* The data *
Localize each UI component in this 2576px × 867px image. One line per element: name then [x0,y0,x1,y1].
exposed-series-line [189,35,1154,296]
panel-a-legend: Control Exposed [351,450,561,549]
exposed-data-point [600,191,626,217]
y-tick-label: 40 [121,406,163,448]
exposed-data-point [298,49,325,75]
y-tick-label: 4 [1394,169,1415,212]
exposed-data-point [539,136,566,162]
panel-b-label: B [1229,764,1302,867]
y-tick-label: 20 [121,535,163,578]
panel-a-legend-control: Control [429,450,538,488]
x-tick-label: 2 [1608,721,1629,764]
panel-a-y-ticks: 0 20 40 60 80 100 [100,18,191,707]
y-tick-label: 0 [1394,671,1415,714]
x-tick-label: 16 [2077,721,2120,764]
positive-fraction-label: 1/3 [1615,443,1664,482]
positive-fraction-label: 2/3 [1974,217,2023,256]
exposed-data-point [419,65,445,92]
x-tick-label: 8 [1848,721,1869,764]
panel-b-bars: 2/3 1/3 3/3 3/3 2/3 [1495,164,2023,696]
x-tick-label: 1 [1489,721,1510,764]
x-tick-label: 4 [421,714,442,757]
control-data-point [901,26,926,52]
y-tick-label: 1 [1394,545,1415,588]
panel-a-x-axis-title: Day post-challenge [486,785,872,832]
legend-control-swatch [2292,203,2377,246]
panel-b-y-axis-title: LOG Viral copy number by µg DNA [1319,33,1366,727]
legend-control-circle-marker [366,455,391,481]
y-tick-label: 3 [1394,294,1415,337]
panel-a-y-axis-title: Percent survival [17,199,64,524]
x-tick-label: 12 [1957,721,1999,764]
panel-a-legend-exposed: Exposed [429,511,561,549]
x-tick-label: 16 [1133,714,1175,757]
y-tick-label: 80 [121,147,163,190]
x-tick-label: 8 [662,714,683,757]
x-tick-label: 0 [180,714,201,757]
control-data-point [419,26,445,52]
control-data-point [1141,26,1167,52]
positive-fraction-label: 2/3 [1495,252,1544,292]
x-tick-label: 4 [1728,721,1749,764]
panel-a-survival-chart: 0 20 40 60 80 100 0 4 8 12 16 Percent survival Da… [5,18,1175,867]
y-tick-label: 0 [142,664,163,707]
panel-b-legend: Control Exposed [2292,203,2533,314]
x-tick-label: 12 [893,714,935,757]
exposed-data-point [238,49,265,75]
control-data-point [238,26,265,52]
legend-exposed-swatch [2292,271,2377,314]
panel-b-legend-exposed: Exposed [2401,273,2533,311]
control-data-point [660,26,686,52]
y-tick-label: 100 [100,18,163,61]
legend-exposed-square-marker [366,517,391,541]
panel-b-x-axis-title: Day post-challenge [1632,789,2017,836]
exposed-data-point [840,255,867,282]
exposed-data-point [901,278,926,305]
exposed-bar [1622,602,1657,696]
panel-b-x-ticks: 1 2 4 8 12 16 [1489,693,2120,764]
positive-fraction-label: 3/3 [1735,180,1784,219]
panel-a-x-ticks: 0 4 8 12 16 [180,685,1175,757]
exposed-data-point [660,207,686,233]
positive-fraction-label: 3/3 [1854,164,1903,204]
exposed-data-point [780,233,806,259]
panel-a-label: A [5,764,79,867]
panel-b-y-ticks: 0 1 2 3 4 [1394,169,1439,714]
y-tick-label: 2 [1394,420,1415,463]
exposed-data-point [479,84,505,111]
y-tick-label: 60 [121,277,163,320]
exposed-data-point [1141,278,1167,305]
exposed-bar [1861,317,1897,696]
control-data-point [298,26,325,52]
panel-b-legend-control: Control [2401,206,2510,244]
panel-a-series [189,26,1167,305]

* What needs to be done *
Hand back the listing exactly. Include every line.

* Exercise answer *
Localize each UI component in this 2576px × 867px image. One line per element: name then [x0,y0,x1,y1].
exposed-series-line [189,35,1154,296]
panel-a-legend: Control Exposed [351,450,561,549]
exposed-data-point [600,191,626,217]
y-tick-label: 40 [121,406,163,448]
exposed-data-point [298,49,325,75]
y-tick-label: 4 [1394,169,1415,212]
exposed-data-point [539,136,566,162]
panel-b-label: B [1229,764,1302,867]
y-tick-label: 20 [121,535,163,578]
panel-a-legend-control: Control [429,450,538,488]
x-tick-label: 2 [1608,721,1629,764]
panel-a-y-ticks: 0 20 40 60 80 100 [100,18,191,707]
y-tick-label: 0 [1394,671,1415,714]
x-tick-label: 16 [2077,721,2120,764]
positive-fraction-label: 1/3 [1615,443,1664,482]
positive-fraction-label: 2/3 [1974,217,2023,256]
exposed-data-point [419,65,445,92]
x-tick-label: 8 [1848,721,1869,764]
panel-b-bars: 2/3 1/3 3/3 3/3 2/3 [1495,164,2023,696]
x-tick-label: 1 [1489,721,1510,764]
x-tick-label: 4 [421,714,442,757]
control-data-point [901,26,926,52]
y-tick-label: 1 [1394,545,1415,588]
panel-a-x-axis-title: Day post-challenge [486,785,872,832]
legend-control-swatch [2292,203,2377,246]
panel-b-y-axis-title: LOG Viral copy number by µg DNA [1319,33,1366,727]
legend-control-circle-marker [366,455,391,481]
y-tick-label: 3 [1394,294,1415,337]
panel-a-y-axis-title: Percent survival [17,199,64,524]
x-tick-label: 12 [1957,721,1999,764]
panel-a-legend-exposed: Exposed [429,511,561,549]
x-tick-label: 16 [1133,714,1175,757]
y-tick-label: 80 [121,147,163,190]
x-tick-label: 8 [662,714,683,757]
x-tick-label: 0 [180,714,201,757]
control-data-point [419,26,445,52]
control-data-point [1141,26,1167,52]
positive-fraction-label: 2/3 [1495,252,1544,292]
x-tick-label: 4 [1728,721,1749,764]
panel-a-survival-chart: 0 20 40 60 80 100 0 4 8 12 16 Percent survival Da… [5,18,1175,867]
y-tick-label: 0 [142,664,163,707]
panel-b-legend: Control Exposed [2292,203,2533,314]
x-tick-label: 12 [893,714,935,757]
exposed-data-point [238,49,265,75]
control-data-point [238,26,265,52]
legend-exposed-swatch [2292,271,2377,314]
panel-b-legend-exposed: Exposed [2401,273,2533,311]
control-data-point [660,26,686,52]
y-tick-label: 100 [100,18,163,61]
legend-exposed-square-marker [366,517,391,541]
panel-b-x-axis-title: Day post-challenge [1632,789,2017,836]
exposed-data-point [840,255,867,282]
exposed-data-point [901,278,926,305]
exposed-bar [1622,602,1657,696]
panel-b-x-ticks: 1 2 4 8 12 16 [1489,693,2120,764]
positive-fraction-label: 3/3 [1735,180,1784,219]
panel-a-x-ticks: 0 4 8 12 16 [180,685,1175,757]
exposed-data-point [660,207,686,233]
positive-fraction-label: 3/3 [1854,164,1903,204]
exposed-data-point [780,233,806,259]
panel-a-label: A [5,764,79,867]
panel-b-y-ticks: 0 1 2 3 4 [1394,169,1439,714]
y-tick-label: 2 [1394,420,1415,463]
exposed-data-point [479,84,505,111]
y-tick-label: 60 [121,277,163,320]
exposed-data-point [1141,278,1167,305]
exposed-bar [1861,317,1897,696]
control-data-point [298,26,325,52]
panel-b-legend-control: Control [2401,206,2510,244]
panel-a-series [189,26,1167,305]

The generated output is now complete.